» Texto fornecido:
□ □ □
Segundo dados da Agência Federal de Emprego da Alemanha, em maio, 306.570 refugiados – mais de um quarto de todos os registrados – tinham trabalhos que contribuiam para o sistema de bem-estar social. Embora essa seja uma pequena fração dos 63 por cento dos alemães que ocupam empregos em período integral, ou seja, 44,94 milhões, os números vêm aumentando constantemente.
Quando o Parlamento se reunir novamente após o recesso de verão, o governo da chanceler Angela Merkel planeja apresentar um projeto de lei que tornará mais fácil para os estrangeiros buscar trabalho na Alemanha. Uma proposta inicial exige que os candidatos tenham as qualificações necessárias, falem alemão e consigam uma oferta de emprego que garanta que possam se sustentar.
Os mais de 3.370 médicos sírios que já tratam de pacientes em hospitais e clínicas alemães provavelmente não serão afetados pela nova legislação.
□ □ □
» Dados para revisão:
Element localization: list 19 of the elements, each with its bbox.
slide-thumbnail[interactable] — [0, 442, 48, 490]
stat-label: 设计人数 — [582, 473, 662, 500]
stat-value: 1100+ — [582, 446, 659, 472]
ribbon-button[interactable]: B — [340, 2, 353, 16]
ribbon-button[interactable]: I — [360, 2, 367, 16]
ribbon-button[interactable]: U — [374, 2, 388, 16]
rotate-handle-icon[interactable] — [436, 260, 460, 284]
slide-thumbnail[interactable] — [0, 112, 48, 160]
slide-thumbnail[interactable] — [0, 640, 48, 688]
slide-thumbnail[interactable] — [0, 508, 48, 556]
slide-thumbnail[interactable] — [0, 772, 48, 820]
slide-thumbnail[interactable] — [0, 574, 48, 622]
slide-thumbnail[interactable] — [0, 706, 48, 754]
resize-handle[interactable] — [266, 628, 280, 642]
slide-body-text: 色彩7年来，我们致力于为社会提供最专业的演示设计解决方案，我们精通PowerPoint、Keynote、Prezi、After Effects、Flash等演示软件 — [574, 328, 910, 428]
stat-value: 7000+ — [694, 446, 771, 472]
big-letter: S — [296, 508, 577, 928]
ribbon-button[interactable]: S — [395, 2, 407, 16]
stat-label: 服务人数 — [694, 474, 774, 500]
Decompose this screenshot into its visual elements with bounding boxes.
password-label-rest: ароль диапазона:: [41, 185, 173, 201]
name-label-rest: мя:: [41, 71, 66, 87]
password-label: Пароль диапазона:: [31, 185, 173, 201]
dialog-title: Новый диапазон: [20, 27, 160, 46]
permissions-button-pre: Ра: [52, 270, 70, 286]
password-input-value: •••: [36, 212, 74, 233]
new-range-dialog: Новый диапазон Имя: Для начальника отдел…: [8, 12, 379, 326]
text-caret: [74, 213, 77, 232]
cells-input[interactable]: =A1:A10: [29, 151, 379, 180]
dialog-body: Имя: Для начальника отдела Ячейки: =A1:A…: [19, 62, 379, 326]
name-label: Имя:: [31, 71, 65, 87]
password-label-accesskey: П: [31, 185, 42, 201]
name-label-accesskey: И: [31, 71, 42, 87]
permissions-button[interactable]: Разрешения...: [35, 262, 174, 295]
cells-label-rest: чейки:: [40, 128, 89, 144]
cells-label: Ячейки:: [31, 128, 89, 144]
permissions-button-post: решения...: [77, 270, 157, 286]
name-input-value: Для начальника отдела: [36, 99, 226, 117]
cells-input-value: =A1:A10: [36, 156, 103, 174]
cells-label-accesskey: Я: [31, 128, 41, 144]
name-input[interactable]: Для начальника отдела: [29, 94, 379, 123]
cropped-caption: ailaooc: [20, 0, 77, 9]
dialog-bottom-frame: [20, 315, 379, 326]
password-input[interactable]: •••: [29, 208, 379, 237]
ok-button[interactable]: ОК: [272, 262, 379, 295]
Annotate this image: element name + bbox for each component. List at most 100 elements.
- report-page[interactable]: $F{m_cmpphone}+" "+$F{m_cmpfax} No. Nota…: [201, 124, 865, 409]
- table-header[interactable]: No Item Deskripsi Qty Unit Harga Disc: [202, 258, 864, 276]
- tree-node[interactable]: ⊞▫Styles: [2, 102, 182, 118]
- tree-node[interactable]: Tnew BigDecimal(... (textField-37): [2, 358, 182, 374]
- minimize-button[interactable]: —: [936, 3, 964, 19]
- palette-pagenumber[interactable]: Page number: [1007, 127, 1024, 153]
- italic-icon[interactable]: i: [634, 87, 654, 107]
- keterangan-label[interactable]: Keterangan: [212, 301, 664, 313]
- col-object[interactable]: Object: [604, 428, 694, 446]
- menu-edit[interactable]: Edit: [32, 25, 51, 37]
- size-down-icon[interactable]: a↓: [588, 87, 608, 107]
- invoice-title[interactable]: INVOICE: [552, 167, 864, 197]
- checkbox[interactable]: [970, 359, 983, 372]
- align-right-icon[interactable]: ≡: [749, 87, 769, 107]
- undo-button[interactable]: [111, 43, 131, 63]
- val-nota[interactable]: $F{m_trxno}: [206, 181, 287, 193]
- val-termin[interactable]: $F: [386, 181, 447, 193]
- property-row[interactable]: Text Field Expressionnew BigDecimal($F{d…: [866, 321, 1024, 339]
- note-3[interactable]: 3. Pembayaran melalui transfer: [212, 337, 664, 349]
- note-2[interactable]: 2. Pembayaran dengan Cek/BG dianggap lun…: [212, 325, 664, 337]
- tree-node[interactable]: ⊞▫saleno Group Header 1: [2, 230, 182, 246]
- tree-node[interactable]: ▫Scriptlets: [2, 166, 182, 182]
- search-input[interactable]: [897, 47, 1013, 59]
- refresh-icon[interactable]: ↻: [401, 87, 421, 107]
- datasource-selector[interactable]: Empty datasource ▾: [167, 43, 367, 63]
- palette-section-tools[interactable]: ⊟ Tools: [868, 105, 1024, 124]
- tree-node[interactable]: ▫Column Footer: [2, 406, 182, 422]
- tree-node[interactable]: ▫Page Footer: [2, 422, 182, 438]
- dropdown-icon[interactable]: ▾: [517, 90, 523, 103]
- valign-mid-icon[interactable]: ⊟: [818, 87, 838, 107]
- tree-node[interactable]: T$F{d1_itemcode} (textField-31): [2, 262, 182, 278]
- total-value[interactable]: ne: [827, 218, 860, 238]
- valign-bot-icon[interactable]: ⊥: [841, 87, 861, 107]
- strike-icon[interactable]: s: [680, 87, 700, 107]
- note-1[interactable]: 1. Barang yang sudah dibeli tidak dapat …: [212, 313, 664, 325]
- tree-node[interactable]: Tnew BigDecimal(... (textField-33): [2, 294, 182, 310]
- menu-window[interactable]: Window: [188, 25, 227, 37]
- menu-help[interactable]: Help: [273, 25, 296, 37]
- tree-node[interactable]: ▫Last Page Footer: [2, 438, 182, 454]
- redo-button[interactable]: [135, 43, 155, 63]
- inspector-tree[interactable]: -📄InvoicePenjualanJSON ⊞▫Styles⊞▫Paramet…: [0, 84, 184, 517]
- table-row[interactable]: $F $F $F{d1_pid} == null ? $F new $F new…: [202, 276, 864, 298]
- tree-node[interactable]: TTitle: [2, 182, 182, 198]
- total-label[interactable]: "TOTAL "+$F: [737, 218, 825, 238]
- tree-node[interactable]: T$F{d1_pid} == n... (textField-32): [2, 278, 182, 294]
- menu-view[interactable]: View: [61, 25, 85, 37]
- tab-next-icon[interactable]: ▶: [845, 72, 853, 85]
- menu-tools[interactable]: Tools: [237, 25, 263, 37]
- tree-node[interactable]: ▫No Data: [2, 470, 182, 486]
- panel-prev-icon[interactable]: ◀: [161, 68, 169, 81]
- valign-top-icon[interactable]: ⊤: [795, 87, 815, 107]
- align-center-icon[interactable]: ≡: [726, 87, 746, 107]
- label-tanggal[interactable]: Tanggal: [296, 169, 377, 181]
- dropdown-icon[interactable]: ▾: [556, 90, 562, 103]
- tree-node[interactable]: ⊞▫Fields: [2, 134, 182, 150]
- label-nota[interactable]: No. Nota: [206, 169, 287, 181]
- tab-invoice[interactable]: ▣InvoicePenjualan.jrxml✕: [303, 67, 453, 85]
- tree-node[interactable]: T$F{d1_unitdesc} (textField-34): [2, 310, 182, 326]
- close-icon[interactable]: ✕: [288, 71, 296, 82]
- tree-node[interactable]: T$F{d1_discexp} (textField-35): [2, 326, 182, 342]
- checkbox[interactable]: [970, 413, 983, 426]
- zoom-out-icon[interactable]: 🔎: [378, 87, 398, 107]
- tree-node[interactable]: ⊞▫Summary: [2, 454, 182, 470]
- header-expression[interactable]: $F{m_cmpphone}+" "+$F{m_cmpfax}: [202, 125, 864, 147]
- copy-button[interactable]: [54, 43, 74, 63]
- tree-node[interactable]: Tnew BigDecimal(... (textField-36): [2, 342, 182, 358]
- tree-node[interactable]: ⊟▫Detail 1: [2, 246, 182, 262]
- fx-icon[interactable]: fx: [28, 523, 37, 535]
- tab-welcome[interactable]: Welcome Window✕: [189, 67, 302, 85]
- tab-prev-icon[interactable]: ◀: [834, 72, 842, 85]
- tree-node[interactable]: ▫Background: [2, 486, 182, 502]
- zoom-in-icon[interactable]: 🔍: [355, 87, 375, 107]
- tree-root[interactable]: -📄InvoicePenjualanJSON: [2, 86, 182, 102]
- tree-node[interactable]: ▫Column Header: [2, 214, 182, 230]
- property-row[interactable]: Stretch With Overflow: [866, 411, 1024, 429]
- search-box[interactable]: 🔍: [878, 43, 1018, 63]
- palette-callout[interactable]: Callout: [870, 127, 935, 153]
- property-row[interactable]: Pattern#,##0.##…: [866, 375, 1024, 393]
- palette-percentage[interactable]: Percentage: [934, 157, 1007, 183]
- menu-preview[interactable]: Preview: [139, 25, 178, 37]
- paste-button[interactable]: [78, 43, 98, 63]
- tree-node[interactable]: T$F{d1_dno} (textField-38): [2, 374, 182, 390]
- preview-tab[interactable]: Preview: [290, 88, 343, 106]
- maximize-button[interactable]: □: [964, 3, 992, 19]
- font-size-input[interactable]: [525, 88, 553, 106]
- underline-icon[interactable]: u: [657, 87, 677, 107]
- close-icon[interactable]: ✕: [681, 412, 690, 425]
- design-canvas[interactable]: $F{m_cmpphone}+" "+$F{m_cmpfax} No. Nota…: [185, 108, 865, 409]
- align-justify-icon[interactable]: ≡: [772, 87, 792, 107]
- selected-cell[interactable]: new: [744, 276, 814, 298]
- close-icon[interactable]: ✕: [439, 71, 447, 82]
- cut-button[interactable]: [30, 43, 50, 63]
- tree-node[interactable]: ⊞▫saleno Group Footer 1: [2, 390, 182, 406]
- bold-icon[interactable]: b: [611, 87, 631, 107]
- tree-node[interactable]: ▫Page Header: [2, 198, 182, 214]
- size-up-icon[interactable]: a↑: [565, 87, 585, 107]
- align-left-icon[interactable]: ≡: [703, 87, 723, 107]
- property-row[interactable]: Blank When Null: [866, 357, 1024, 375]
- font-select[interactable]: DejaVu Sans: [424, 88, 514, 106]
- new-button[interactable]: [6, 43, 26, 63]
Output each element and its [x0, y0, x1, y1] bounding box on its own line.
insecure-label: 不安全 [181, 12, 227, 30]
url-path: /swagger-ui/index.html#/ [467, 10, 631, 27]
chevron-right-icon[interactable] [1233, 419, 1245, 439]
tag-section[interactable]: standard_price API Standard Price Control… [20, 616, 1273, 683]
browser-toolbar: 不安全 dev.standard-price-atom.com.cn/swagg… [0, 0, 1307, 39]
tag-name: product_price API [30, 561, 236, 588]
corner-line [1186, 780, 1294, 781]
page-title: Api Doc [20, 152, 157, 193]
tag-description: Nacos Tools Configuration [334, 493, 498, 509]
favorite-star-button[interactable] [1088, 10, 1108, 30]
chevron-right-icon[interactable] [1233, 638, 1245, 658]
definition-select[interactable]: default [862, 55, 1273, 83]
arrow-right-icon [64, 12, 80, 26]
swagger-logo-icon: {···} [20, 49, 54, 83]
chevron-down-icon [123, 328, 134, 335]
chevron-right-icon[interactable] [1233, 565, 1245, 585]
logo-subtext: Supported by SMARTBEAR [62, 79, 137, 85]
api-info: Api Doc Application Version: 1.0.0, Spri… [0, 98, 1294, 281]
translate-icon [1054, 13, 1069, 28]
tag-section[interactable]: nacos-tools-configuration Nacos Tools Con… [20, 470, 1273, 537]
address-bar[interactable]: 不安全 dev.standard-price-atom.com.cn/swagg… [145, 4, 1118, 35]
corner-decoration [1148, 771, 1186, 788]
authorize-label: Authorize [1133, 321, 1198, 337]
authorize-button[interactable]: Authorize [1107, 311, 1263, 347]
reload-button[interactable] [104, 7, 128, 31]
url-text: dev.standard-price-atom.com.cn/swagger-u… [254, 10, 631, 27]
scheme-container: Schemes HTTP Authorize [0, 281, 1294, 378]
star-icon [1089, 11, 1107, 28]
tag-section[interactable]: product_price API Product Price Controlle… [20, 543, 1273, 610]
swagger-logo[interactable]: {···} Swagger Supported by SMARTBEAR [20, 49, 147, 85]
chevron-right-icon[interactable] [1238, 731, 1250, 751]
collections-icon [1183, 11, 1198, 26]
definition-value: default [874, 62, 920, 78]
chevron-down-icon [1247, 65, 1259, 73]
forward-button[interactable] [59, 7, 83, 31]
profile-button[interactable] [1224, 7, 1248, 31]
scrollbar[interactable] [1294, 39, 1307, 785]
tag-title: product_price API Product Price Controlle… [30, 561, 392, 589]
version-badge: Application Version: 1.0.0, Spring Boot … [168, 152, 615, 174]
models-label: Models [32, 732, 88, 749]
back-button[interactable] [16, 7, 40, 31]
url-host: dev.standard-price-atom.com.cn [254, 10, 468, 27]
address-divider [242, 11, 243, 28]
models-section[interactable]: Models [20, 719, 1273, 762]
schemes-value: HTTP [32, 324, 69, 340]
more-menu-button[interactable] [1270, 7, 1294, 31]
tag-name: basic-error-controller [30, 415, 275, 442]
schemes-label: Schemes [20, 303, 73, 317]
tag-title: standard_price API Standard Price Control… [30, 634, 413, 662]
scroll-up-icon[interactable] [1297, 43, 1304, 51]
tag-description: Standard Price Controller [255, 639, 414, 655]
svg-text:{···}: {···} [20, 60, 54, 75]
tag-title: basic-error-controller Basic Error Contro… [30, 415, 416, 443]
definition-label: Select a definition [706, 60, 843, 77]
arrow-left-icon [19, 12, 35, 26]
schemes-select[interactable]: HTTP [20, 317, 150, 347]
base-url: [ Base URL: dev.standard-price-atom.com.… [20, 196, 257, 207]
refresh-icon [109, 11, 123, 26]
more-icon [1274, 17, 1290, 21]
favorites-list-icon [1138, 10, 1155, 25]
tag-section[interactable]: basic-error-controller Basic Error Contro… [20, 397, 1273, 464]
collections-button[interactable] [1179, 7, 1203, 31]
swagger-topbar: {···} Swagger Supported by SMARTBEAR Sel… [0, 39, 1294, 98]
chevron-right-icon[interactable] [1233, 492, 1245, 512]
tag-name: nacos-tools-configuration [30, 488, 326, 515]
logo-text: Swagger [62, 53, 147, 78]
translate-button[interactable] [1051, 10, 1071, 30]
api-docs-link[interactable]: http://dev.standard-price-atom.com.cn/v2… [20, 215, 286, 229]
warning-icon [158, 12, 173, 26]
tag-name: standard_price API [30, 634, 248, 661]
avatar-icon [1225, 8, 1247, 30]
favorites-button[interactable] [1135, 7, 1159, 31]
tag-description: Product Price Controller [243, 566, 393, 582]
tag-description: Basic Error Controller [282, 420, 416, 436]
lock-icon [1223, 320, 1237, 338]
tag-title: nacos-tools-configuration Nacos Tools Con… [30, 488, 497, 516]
□ □ □
» Questões de estudo:
1. Segundo o texto sobre refugiados no mercado de trabalho alemão, quantos médicos sírios já tratam de pacientes em hospitais e clínicas alemães?
2. Traduza para o inglês esta frase do texto sobre refugiados no mercado de trabalho alemão: "Os mais de 3.370 médicos sírios que já tratam de pacientes em hospitais e clínicas alemães provavelmente não serão afetados pela nova legislação."
3. Prossiga com o texto sobre refugiados no mercado de trabalho alemão a partir da última frase apresentada.

» Resultados das tarefas:
1. Mais de 3.370.

2. The more than 3,370 Syrian doctors who already treat patients in German hospitals and clinics will probably not be affected by the new legislation.

3.
A proposta, que o governo espera colocar em votação no parlamento antes do final do ano, chega em um momento de crescente debate sobre os refugiados na Alemanha. Um recente surto de violência na cidade de Chemnitz, no leste do país, indica um aumento do fervor nacionalista. Ativistas de extrema direita pediram aos partidários que saíssem às ruas para "defender" seu país dos imigrantes após o esfaqueamento fatal de um alemão de 35 anos. Um iraquiano e um sírio são suspeitos do assassinato.
O plano do governo também ocorre em meio à ascensão do Alternativa para a Alemanha, ou AfD, contrário aos muçulmanos, que entrou no parlamento no ano passado como o mais forte partido da oposição. O AfD tem sido uma das vozes mais incisivas contra a ideia de incluir uma cláusula na legislação que permitiria que os requerentes de asilo, que aprenderam alemão e encontraram emprego ou estágios enquanto esperavam pelas decisões sobre seu pedido, permaneçam no país depois de serem rejeitados.
"Estamos vendo um milhão de pessoas entrando no país por meio de uma imigração descontrolada, e isso não deveria ser legalizado depois do fato", disse Bernd Bauman, líder da bancada parlamentar da AfD, em agosto.
Desafio
Ainda assim, o país está lutando para preencher as vagas de profissionais médicos abertas por aqueles que estão se aposentando e por uma mudança geracional agravada pela demanda dos funcionários por um equilíbrio maior entre trabalho e vida pessoal e uma preferência dos jovens por mais cargos de meio período.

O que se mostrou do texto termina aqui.